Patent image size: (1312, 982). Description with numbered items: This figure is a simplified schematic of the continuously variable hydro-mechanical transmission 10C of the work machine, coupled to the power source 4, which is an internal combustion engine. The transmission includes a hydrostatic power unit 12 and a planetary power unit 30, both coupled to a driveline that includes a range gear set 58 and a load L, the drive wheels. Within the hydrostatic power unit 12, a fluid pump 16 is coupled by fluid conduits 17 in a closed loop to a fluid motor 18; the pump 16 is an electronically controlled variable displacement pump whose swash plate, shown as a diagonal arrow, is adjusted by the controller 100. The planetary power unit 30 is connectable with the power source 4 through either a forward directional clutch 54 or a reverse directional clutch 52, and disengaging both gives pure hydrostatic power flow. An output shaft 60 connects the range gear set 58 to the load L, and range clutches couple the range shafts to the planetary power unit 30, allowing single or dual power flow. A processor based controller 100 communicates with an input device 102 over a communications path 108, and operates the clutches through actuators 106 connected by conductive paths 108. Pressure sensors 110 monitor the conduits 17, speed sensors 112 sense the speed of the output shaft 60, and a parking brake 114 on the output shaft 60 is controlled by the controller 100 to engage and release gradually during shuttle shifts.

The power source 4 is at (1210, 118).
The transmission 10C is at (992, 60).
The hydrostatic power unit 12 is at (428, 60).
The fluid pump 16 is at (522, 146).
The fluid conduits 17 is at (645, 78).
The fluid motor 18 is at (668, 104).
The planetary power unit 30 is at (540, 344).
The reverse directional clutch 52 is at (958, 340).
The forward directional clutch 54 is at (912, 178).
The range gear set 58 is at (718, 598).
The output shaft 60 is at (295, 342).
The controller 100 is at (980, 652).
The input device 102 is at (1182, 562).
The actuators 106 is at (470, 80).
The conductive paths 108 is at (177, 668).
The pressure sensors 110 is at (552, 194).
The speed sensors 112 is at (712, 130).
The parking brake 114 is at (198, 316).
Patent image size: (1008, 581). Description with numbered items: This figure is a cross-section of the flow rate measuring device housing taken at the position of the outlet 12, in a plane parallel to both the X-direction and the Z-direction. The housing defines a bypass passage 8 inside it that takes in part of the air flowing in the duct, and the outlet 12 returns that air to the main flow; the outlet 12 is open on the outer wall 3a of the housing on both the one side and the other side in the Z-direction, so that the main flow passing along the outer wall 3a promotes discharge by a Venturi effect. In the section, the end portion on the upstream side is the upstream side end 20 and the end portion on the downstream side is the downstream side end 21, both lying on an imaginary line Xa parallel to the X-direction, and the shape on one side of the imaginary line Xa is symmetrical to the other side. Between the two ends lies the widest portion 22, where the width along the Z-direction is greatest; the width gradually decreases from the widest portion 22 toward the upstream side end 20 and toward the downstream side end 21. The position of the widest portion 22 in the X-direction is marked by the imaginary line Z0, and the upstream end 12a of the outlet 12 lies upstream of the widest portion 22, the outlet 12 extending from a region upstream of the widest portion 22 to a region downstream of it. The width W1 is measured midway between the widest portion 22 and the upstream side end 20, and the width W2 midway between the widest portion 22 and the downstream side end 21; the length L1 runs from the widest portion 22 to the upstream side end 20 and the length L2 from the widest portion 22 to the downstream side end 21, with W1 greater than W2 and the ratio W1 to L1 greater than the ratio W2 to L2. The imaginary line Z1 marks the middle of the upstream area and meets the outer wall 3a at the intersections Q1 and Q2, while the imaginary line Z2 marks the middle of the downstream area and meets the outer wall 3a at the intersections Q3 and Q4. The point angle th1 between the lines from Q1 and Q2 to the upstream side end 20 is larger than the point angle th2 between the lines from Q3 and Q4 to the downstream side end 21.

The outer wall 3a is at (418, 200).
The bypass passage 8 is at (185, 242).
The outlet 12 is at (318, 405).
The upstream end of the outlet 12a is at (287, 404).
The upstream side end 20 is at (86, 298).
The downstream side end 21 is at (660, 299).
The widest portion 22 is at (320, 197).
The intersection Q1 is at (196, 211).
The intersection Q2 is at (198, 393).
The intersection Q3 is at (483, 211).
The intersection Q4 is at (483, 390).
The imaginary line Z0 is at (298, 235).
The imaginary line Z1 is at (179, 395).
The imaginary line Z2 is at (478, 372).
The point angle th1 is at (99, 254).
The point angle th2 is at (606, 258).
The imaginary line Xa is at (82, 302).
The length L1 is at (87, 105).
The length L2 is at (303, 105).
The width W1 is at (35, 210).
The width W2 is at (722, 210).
------------------------------------------------
Rewrite the records from the start through the line containing "The parking brake 114 is at (198, 316).", replacing "work machine" with "work vehicle" and leaving everything else unchanged.

» **EXERCISE RESPONSE**:
Patent image size: (1312, 982). Description with numbered items: This figure is a simplified schematic of the continuously variable hydro-mechanical transmission 10C of the work vehicle, coupled to the power source 4, which is an internal combustion engine. The transmission includes a hydrostatic power unit 12 and a planetary power unit 30, both coupled to a driveline that includes a range gear set 58 and a load L, the drive wheels. Within the hydrostatic power unit 12, a fluid pump 16 is coupled by fluid conduits 17 in a closed loop to a fluid motor 18; the pump 16 is an electronically controlled variable displacement pump whose swash plate, shown as a diagonal arrow, is adjusted by the controller 100. The planetary power unit 30 is connectable with the power source 4 through either a forward directional clutch 54 or a reverse directional clutch 52, and disengaging both gives pure hydrostatic power flow. An output shaft 60 connects the range gear set 58 to the load L, and range clutches couple the range shafts to the planetary power unit 30, allowing single or dual power flow. A processor based controller 100 communicates with an input device 102 over a communications path 108, and operates the clutches through actuators 106 connected by conductive paths 108. Pressure sensors 110 monitor the conduits 17, speed sensors 112 sense the speed of the output shaft 60, and a parking brake 114 on the output shaft 60 is controlled by the controller 100 to engage and release gradually during shuttle shifts.

The power source 4 is at (1210, 118).
The transmission 10C is at (992, 60).
The hydrostatic power unit 12 is at (428, 60).
The fluid pump 16 is at (522, 146).
The fluid conduits 17 is at (645, 78).
The fluid motor 18 is at (668, 104).
The planetary power unit 30 is at (540, 344).
The reverse directional clutch 52 is at (958, 340).
The forward directional clutch 54 is at (912, 178).
The range gear set 58 is at (718, 598).
The output shaft 60 is at (295, 342).
The controller 100 is at (980, 652).
The input device 102 is at (1182, 562).
The actuators 106 is at (470, 80).
The conductive paths 108 is at (177, 668).
The pressure sensors 110 is at (552, 194).
The speed sensors 112 is at (712, 130).
The parking brake 114 is at (198, 316).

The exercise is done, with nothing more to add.